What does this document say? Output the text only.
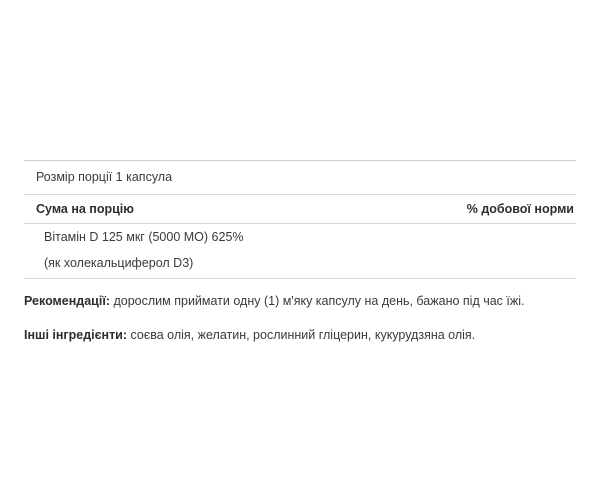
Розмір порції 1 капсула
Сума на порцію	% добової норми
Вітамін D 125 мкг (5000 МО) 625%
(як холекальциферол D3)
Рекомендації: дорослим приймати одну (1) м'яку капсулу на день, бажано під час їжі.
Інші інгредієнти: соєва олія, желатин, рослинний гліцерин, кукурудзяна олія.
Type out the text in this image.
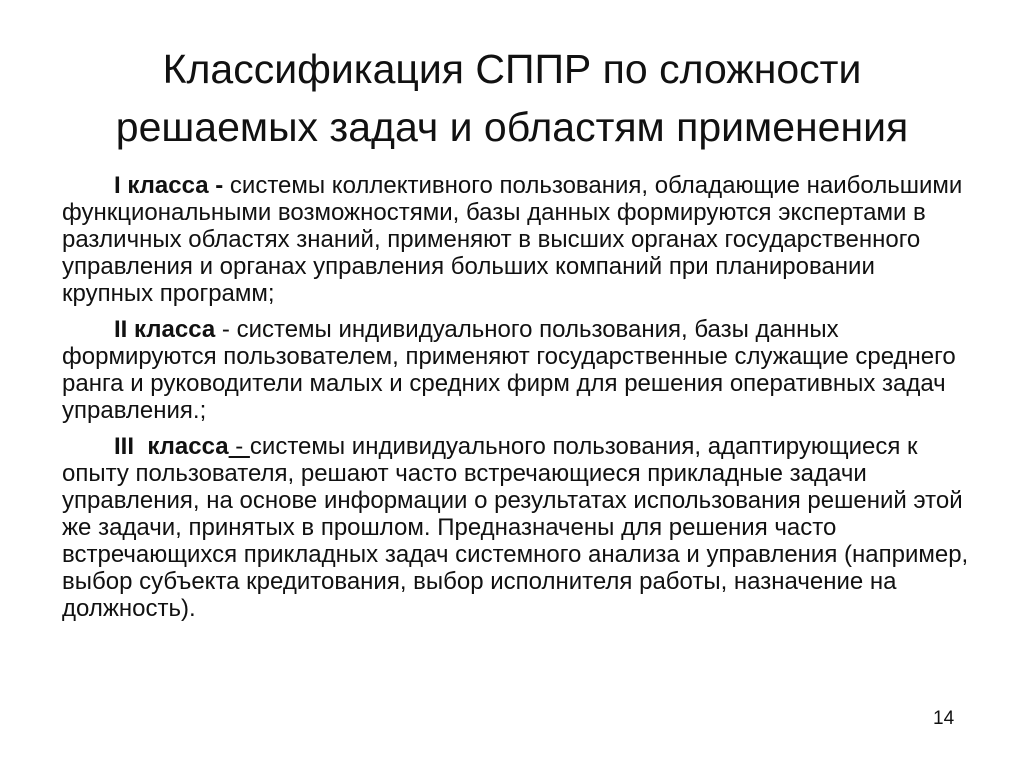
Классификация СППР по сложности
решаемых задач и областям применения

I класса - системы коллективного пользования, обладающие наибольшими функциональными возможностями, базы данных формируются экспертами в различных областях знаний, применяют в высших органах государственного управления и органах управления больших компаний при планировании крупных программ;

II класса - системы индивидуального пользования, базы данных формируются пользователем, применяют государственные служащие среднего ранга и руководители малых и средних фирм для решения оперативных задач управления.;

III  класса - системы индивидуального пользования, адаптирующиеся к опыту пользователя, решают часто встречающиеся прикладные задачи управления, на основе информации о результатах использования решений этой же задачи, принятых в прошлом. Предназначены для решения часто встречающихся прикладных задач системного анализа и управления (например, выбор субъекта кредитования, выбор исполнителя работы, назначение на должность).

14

■ What to produce ■
Everything from the line that contains "Type out the text in this image." to the final line of the data is to be duplicated exactly, both ends included, except the pictures.

■ Solution below ■
Type out the text in this image.
Классификация СППР по сложности
решаемых задач и областям применения

I класса - системы коллективного пользования, обладающие наибольшими функциональными возможностями, базы данных формируются экспертами в различных областях знаний, применяют в высших органах государственного управления и органах управления больших компаний при планировании крупных программ;

II класса - системы индивидуального пользования, базы данных формируются пользователем, применяют государственные служащие среднего ранга и руководители малых и средних фирм для решения оперативных задач управления.;

III  класса - системы индивидуального пользования, адаптирующиеся к опыту пользователя, решают часто встречающиеся прикладные задачи управления, на основе информации о результатах использования решений этой же задачи, принятых в прошлом. Предназначены для решения часто встречающихся прикладных задач системного анализа и управления (например, выбор субъекта кредитования, выбор исполнителя работы, назначение на должность).

14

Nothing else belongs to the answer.